### WHAT TO PRODUCE
Could you write out the records below exactly as they appear, leaving out any pictures?

### DATA FOR THIS TASK
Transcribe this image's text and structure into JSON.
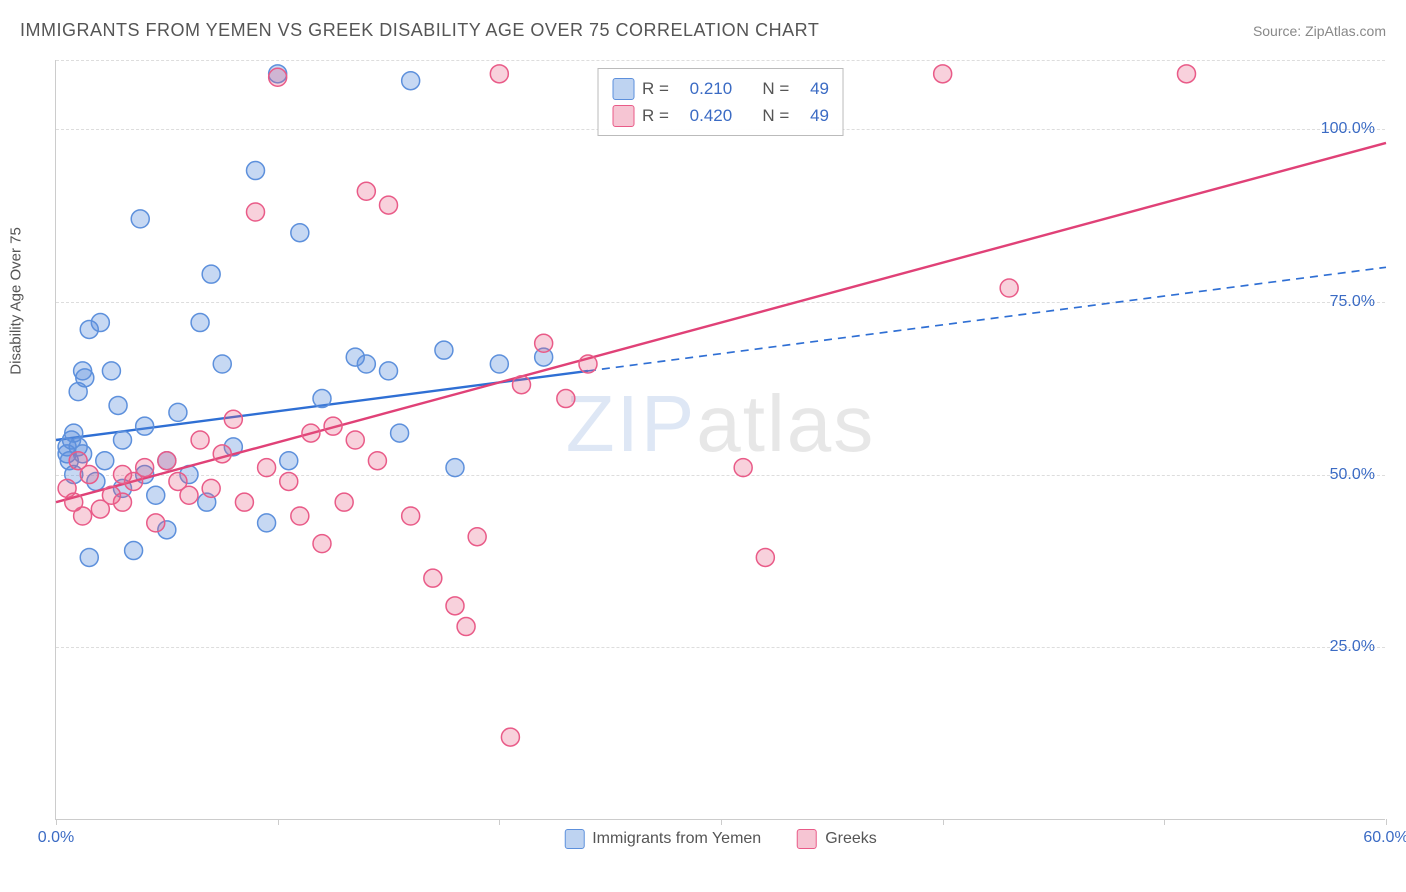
{
  "title": "IMMIGRANTS FROM YEMEN VS GREEK DISABILITY AGE OVER 75 CORRELATION CHART",
  "source_label": "Source: ",
  "source_name": "ZipAtlas.com",
  "watermark_left": "ZIP",
  "watermark_right": "atlas",
  "chart": {
    "type": "scatter",
    "background_color": "#ffffff",
    "grid_color": "#dddddd",
    "axis_color": "#cccccc",
    "yaxis_title": "Disability Age Over 75",
    "xlim": [
      0,
      60
    ],
    "ylim": [
      0,
      110
    ],
    "xtick_positions": [
      0,
      10,
      20,
      30,
      40,
      50,
      60
    ],
    "xtick_labels": [
      "0.0%",
      "",
      "",
      "",
      "",
      "",
      "60.0%"
    ],
    "ytick_positions": [
      25,
      50,
      75,
      100,
      110
    ],
    "ytick_labels": [
      "25.0%",
      "50.0%",
      "75.0%",
      "100.0%",
      ""
    ],
    "marker_radius": 9,
    "marker_stroke_width": 1.5,
    "line_width": 2.4,
    "series": [
      {
        "id": "yemen",
        "label": "Immigrants from Yemen",
        "fill_color": "rgba(93,144,220,0.35)",
        "stroke_color": "#5d90dc",
        "swatch_fill": "rgba(93,144,220,0.40)",
        "swatch_border": "#5d90dc",
        "r_value": "0.210",
        "n_value": "49",
        "trend": {
          "x1": 0,
          "y1": 55,
          "x2": 60,
          "y2": 80,
          "dash_from_x": 24,
          "color": "#2f6fd4"
        },
        "points": [
          [
            0.5,
            53
          ],
          [
            0.5,
            54
          ],
          [
            0.6,
            52
          ],
          [
            0.7,
            55
          ],
          [
            0.8,
            50
          ],
          [
            0.8,
            56
          ],
          [
            1.0,
            62
          ],
          [
            1.0,
            54
          ],
          [
            1.2,
            53
          ],
          [
            1.2,
            65
          ],
          [
            1.3,
            64
          ],
          [
            1.5,
            38
          ],
          [
            1.5,
            71
          ],
          [
            1.8,
            49
          ],
          [
            2.0,
            72
          ],
          [
            2.2,
            52
          ],
          [
            2.5,
            65
          ],
          [
            2.8,
            60
          ],
          [
            3.0,
            48
          ],
          [
            3.0,
            55
          ],
          [
            3.5,
            39
          ],
          [
            4.0,
            50
          ],
          [
            4.0,
            57
          ],
          [
            4.5,
            47
          ],
          [
            5.0,
            52
          ],
          [
            5.0,
            42
          ],
          [
            5.5,
            59
          ],
          [
            6.0,
            50
          ],
          [
            6.5,
            72
          ],
          [
            7.0,
            79
          ],
          [
            7.5,
            66
          ],
          [
            8.0,
            54
          ],
          [
            9.0,
            94
          ],
          [
            9.5,
            43
          ],
          [
            10.0,
            108
          ],
          [
            10.5,
            52
          ],
          [
            11.0,
            85
          ],
          [
            12.0,
            61
          ],
          [
            13.5,
            67
          ],
          [
            14.0,
            66
          ],
          [
            15.0,
            65
          ],
          [
            15.5,
            56
          ],
          [
            16.0,
            107
          ],
          [
            17.5,
            68
          ],
          [
            18.0,
            51
          ],
          [
            20.0,
            66
          ],
          [
            22.0,
            67
          ],
          [
            3.8,
            87
          ],
          [
            6.8,
            46
          ]
        ]
      },
      {
        "id": "greeks",
        "label": "Greeks",
        "fill_color": "rgba(230,90,130,0.28)",
        "stroke_color": "#e95b88",
        "swatch_fill": "rgba(230,90,130,0.35)",
        "swatch_border": "#e95b88",
        "r_value": "0.420",
        "n_value": "49",
        "trend": {
          "x1": 0,
          "y1": 46,
          "x2": 60,
          "y2": 98,
          "dash_from_x": null,
          "color": "#e04177"
        },
        "points": [
          [
            0.5,
            48
          ],
          [
            0.8,
            46
          ],
          [
            1.0,
            52
          ],
          [
            1.2,
            44
          ],
          [
            1.5,
            50
          ],
          [
            2.0,
            45
          ],
          [
            2.5,
            47
          ],
          [
            3.0,
            46
          ],
          [
            3.0,
            50
          ],
          [
            3.5,
            49
          ],
          [
            4.0,
            51
          ],
          [
            4.5,
            43
          ],
          [
            5.0,
            52
          ],
          [
            5.5,
            49
          ],
          [
            6.0,
            47
          ],
          [
            6.5,
            55
          ],
          [
            7.0,
            48
          ],
          [
            7.5,
            53
          ],
          [
            8.0,
            58
          ],
          [
            8.5,
            46
          ],
          [
            9.0,
            88
          ],
          [
            9.5,
            51
          ],
          [
            10.0,
            107.5
          ],
          [
            10.5,
            49
          ],
          [
            11.0,
            44
          ],
          [
            11.5,
            56
          ],
          [
            12.0,
            40
          ],
          [
            12.5,
            57
          ],
          [
            13.0,
            46
          ],
          [
            13.5,
            55
          ],
          [
            14.0,
            91
          ],
          [
            14.5,
            52
          ],
          [
            15.0,
            89
          ],
          [
            16.0,
            44
          ],
          [
            17.0,
            35
          ],
          [
            18.0,
            31
          ],
          [
            18.5,
            28
          ],
          [
            19.0,
            41
          ],
          [
            20.0,
            108
          ],
          [
            21.0,
            63
          ],
          [
            22.0,
            69
          ],
          [
            23.0,
            61
          ],
          [
            24.0,
            66
          ],
          [
            20.5,
            12
          ],
          [
            31.0,
            51
          ],
          [
            32.0,
            38
          ],
          [
            40.0,
            108
          ],
          [
            43.0,
            77
          ],
          [
            51.0,
            108
          ]
        ]
      }
    ],
    "legend": {
      "r_label": "R =",
      "n_label": "N =",
      "box_border": "#bbbbbb"
    }
  }
}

### SOLUTION FOR THIS TASK
Transcribe this image's text and structure into JSON.
{
  "title": "IMMIGRANTS FROM YEMEN VS GREEK DISABILITY AGE OVER 75 CORRELATION CHART",
  "source_label": "Source: ",
  "source_name": "ZipAtlas.com",
  "watermark_left": "ZIP",
  "watermark_right": "atlas",
  "chart": {
    "type": "scatter",
    "background_color": "#ffffff",
    "grid_color": "#dddddd",
    "axis_color": "#cccccc",
    "yaxis_title": "Disability Age Over 75",
    "xlim": [
      0,
      60
    ],
    "ylim": [
      0,
      110
    ],
    "xtick_positions": [
      0,
      10,
      20,
      30,
      40,
      50,
      60
    ],
    "xtick_labels": [
      "0.0%",
      "",
      "",
      "",
      "",
      "",
      "60.0%"
    ],
    "ytick_positions": [
      25,
      50,
      75,
      100,
      110
    ],
    "ytick_labels": [
      "25.0%",
      "50.0%",
      "75.0%",
      "100.0%",
      ""
    ],
    "marker_radius": 9,
    "marker_stroke_width": 1.5,
    "line_width": 2.4,
    "series": [
      {
        "id": "yemen",
        "label": "Immigrants from Yemen",
        "fill_color": "rgba(93,144,220,0.35)",
        "stroke_color": "#5d90dc",
        "swatch_fill": "rgba(93,144,220,0.40)",
        "swatch_border": "#5d90dc",
        "r_value": "0.210",
        "n_value": "49",
        "trend": {
          "x1": 0,
          "y1": 55,
          "x2": 60,
          "y2": 80,
          "dash_from_x": 24,
          "color": "#2f6fd4"
        },
        "points": [
          [
            0.5,
            53
          ],
          [
            0.5,
            54
          ],
          [
            0.6,
            52
          ],
          [
            0.7,
            55
          ],
          [
            0.8,
            50
          ],
          [
            0.8,
            56
          ],
          [
            1.0,
            62
          ],
          [
            1.0,
            54
          ],
          [
            1.2,
            53
          ],
          [
            1.2,
            65
          ],
          [
            1.3,
            64
          ],
          [
            1.5,
            38
          ],
          [
            1.5,
            71
          ],
          [
            1.8,
            49
          ],
          [
            2.0,
            72
          ],
          [
            2.2,
            52
          ],
          [
            2.5,
            65
          ],
          [
            2.8,
            60
          ],
          [
            3.0,
            48
          ],
          [
            3.0,
            55
          ],
          [
            3.5,
            39
          ],
          [
            4.0,
            50
          ],
          [
            4.0,
            57
          ],
          [
            4.5,
            47
          ],
          [
            5.0,
            52
          ],
          [
            5.0,
            42
          ],
          [
            5.5,
            59
          ],
          [
            6.0,
            50
          ],
          [
            6.5,
            72
          ],
          [
            7.0,
            79
          ],
          [
            7.5,
            66
          ],
          [
            8.0,
            54
          ],
          [
            9.0,
            94
          ],
          [
            9.5,
            43
          ],
          [
            10.0,
            108
          ],
          [
            10.5,
            52
          ],
          [
            11.0,
            85
          ],
          [
            12.0,
            61
          ],
          [
            13.5,
            67
          ],
          [
            14.0,
            66
          ],
          [
            15.0,
            65
          ],
          [
            15.5,
            56
          ],
          [
            16.0,
            107
          ],
          [
            17.5,
            68
          ],
          [
            18.0,
            51
          ],
          [
            20.0,
            66
          ],
          [
            22.0,
            67
          ],
          [
            3.8,
            87
          ],
          [
            6.8,
            46
          ]
        ]
      },
      {
        "id": "greeks",
        "label": "Greeks",
        "fill_color": "rgba(230,90,130,0.28)",
        "stroke_color": "#e95b88",
        "swatch_fill": "rgba(230,90,130,0.35)",
        "swatch_border": "#e95b88",
        "r_value": "0.420",
        "n_value": "49",
        "trend": {
          "x1": 0,
          "y1": 46,
          "x2": 60,
          "y2": 98,
          "dash_from_x": null,
          "color": "#e04177"
        },
        "points": [
          [
            0.5,
            48
          ],
          [
            0.8,
            46
          ],
          [
            1.0,
            52
          ],
          [
            1.2,
            44
          ],
          [
            1.5,
            50
          ],
          [
            2.0,
            45
          ],
          [
            2.5,
            47
          ],
          [
            3.0,
            46
          ],
          [
            3.0,
            50
          ],
          [
            3.5,
            49
          ],
          [
            4.0,
            51
          ],
          [
            4.5,
            43
          ],
          [
            5.0,
            52
          ],
          [
            5.5,
            49
          ],
          [
            6.0,
            47
          ],
          [
            6.5,
            55
          ],
          [
            7.0,
            48
          ],
          [
            7.5,
            53
          ],
          [
            8.0,
            58
          ],
          [
            8.5,
            46
          ],
          [
            9.0,
            88
          ],
          [
            9.5,
            51
          ],
          [
            10.0,
            107.5
          ],
          [
            10.5,
            49
          ],
          [
            11.0,
            44
          ],
          [
            11.5,
            56
          ],
          [
            12.0,
            40
          ],
          [
            12.5,
            57
          ],
          [
            13.0,
            46
          ],
          [
            13.5,
            55
          ],
          [
            14.0,
            91
          ],
          [
            14.5,
            52
          ],
          [
            15.0,
            89
          ],
          [
            16.0,
            44
          ],
          [
            17.0,
            35
          ],
          [
            18.0,
            31
          ],
          [
            18.5,
            28
          ],
          [
            19.0,
            41
          ],
          [
            20.0,
            108
          ],
          [
            21.0,
            63
          ],
          [
            22.0,
            69
          ],
          [
            23.0,
            61
          ],
          [
            24.0,
            66
          ],
          [
            20.5,
            12
          ],
          [
            31.0,
            51
          ],
          [
            32.0,
            38
          ],
          [
            40.0,
            108
          ],
          [
            43.0,
            77
          ],
          [
            51.0,
            108
          ]
        ]
      }
    ],
    "legend": {
      "r_label": "R =",
      "n_label": "N =",
      "box_border": "#bbbbbb"
    }
  }
}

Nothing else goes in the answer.